When to write "$dx$" in differentiation
I'm taking differential equations right now, and the lack of fundamental knowledge in calculus is kicking my butt.
In class, my professor has done several implicit differentiations. I realize that when taking the derivative with respect to "$x$," I have to write "$\frac{dy}{dx}$" whenever I differentiate "$y$" and nothing when it's "$x$" since it will be "$\frac{dx}{dx}$."
However, today, he differentiated the equation "$y=ux$" to get "$d y= u\, d x + x\, d u$." I'm not sure why he has decided to write $d y$ and $d x$ separately like that. I don't think he did implicit differentiation. Can someone explain what he did? Thank you very much.
EDIT: To provide more context, the professor was working on changing a homogeneous differential equation to a separable differential equation. He stated that in $f(x,y)$, all $y$ must be substituted with $ux$. Therefore, $f(x,ux)$. This prompted him to find the derivative of the equation as well, which he wrote as "$dy = u\,dx + x\,du$"
Sometimes we write $$ d y= u d x + x d u $$ and understand it to mean $$ \frac{d y}{dt}= u \frac{d x}{dt} + x \frac{d u}{dt} $$ where $x, y$ and $u$ are all functions of some variable $t$, perhaps $t$ is yet to be determined...
It is simply the product rule and chain rule applied:
$$\require{cancel} y = u(x) x \implies \frac{dy}{dx} = u \frac{dx}{dx} + \frac{du}{dx}x \implies dy = u\, dx \frac{\cancel{dx}}{\cancel{dx}} + x\, \cancel{dx} \frac{du}{\cancel{dx}}.$$

**DATA ROWS:**
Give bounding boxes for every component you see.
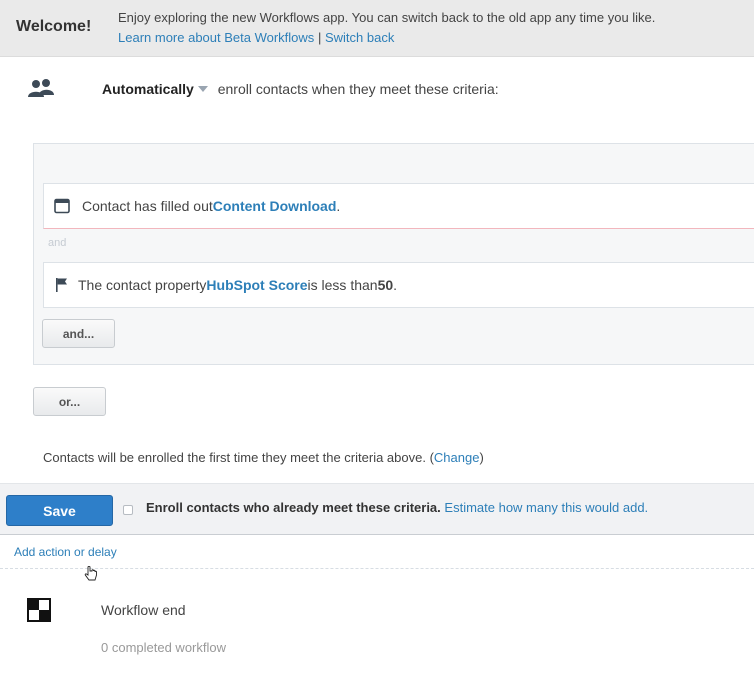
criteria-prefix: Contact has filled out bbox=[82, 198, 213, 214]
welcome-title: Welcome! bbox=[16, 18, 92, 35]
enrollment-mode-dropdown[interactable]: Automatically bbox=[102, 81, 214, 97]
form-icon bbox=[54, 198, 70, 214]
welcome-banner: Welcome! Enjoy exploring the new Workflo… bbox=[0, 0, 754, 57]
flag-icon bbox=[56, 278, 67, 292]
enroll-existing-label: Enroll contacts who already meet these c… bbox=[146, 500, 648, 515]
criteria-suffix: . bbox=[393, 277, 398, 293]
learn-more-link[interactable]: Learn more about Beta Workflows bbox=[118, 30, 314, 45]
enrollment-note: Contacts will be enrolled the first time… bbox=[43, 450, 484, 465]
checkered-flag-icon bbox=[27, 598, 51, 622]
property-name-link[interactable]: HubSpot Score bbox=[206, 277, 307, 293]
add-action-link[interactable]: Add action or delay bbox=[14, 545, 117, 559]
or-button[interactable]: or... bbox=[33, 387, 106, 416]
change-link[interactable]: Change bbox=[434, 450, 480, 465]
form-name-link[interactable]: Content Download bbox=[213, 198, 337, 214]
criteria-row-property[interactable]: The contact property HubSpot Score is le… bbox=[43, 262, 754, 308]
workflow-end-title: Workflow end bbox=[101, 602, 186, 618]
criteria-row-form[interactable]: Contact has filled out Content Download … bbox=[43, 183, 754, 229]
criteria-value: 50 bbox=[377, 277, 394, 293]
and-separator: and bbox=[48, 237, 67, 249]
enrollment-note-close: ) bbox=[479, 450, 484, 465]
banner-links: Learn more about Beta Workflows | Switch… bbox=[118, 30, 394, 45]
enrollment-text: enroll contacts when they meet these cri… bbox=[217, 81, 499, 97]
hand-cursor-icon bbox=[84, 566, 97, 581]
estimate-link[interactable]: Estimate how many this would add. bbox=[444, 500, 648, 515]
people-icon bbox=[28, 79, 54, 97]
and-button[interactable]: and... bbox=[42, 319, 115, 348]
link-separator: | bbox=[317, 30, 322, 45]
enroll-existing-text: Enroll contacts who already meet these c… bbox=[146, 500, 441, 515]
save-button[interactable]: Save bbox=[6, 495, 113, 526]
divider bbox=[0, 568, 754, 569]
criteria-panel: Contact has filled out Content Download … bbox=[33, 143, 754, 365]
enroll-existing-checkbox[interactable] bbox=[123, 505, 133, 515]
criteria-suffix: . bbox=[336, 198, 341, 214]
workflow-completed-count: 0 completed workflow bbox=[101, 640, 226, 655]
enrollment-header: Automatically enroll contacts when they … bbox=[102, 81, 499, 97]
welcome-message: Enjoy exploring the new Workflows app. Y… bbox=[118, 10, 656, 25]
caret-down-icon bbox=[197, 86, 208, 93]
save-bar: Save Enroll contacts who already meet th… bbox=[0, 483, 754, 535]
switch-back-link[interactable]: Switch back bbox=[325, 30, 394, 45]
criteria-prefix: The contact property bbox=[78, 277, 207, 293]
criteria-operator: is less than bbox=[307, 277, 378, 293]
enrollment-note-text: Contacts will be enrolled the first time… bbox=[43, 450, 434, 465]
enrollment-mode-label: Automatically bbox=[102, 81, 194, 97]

---

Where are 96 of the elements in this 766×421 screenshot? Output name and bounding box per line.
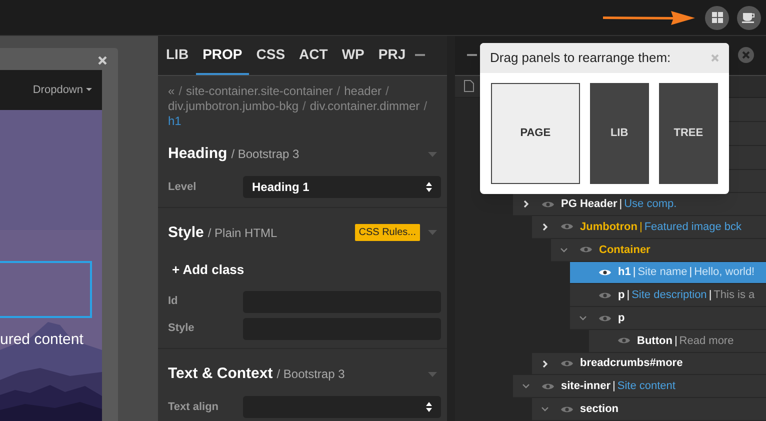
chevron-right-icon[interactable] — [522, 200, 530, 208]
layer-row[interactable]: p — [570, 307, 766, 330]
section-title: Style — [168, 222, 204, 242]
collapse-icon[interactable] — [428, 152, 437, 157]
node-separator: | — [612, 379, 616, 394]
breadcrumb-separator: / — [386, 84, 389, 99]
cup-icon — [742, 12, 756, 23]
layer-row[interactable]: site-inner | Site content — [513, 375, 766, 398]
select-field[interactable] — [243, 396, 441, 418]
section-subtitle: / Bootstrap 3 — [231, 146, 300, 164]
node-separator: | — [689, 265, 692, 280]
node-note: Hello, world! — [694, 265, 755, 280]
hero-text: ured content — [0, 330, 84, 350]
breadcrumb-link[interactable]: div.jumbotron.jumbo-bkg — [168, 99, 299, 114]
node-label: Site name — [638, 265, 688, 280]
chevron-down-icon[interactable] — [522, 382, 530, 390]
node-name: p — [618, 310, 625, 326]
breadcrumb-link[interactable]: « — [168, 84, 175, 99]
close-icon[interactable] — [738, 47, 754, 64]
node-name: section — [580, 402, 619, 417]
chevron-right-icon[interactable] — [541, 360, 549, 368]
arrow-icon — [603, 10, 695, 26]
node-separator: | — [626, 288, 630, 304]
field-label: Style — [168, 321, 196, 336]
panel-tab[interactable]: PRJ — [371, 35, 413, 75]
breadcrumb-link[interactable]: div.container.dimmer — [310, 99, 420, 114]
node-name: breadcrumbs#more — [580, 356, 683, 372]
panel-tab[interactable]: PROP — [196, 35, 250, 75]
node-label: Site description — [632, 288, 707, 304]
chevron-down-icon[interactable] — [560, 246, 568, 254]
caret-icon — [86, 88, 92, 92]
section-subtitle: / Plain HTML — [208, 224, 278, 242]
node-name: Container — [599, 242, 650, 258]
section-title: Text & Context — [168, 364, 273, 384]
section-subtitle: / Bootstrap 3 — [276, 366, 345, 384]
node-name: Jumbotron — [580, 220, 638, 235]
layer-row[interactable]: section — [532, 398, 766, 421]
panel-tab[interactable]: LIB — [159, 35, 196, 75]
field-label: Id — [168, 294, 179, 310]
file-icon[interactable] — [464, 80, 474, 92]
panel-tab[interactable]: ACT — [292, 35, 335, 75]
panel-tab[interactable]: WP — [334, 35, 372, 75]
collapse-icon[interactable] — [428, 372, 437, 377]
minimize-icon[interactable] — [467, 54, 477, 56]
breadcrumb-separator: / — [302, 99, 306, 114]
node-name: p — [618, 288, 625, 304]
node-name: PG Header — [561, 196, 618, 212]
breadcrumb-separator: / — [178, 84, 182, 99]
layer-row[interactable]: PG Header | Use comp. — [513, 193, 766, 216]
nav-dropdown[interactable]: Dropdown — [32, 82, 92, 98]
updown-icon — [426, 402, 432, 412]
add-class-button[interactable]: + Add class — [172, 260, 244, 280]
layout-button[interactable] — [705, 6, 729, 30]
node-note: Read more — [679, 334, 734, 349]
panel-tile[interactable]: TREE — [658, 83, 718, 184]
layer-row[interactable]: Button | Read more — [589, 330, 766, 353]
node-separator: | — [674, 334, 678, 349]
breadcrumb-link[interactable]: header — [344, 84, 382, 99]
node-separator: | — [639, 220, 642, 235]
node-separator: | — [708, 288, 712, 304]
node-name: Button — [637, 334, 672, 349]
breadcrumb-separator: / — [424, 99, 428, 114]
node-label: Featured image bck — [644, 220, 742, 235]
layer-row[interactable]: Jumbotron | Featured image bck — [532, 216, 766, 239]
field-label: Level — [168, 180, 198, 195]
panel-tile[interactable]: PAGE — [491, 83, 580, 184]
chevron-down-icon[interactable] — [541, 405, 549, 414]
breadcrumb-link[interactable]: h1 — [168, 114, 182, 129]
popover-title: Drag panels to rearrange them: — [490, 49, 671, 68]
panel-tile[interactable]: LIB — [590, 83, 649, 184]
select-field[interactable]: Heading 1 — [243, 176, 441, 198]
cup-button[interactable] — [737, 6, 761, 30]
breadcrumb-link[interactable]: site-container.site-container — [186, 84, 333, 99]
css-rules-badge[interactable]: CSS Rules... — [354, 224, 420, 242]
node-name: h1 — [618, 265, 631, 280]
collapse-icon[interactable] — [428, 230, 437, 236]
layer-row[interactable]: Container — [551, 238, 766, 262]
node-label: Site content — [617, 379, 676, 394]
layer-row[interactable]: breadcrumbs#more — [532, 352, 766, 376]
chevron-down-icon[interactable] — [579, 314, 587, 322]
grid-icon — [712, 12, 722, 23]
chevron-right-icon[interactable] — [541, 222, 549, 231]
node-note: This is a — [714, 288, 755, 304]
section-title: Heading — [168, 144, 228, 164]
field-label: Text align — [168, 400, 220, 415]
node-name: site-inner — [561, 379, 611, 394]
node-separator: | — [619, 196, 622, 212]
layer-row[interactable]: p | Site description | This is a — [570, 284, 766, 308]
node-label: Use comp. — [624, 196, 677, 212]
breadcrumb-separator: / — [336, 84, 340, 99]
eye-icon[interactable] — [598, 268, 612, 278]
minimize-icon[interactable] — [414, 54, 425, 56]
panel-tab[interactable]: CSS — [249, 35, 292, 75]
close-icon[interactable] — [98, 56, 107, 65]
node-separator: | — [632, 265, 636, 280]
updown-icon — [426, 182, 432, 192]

**PARTS OF THE EXERCISE:**
1 – In the differentiation thread, condense the paragraph beginning "EDIT: To provide more context" into a short bulleted list that keeps its main facts.
2 – According to the differentiation thread, which two rules produce the result $dy = u\,dx + x\,du$ from $y = ux$?
3 – Reproduce verbatim the passage of the differentiation thread that opens with the words containing "However, today, he" and closes with "you very much.".
The entries are not required for any of the work here.

**PROBLEM SOLUTIONS:**
1 –
- The professor was converting a homogeneous differential equation into a separable one.
- He said every $y$ in $f(x,y)$ must be replaced with $ux$, giving $f(x,ux)$.
- This led him to differentiate the equation as well, writing "$dy = u\,dx + x\,du$".

2 – The product rule and the chain rule.

3 –
However, today, he differentiated the equation "$y=ux$" to get "$d y= u\, d x + x\, d u$." I'm not sure why he has decided to write $d y$ and $d x$ separately like that. I don't think he did implicit differentiation. Can someone explain what he did? Thank you very much.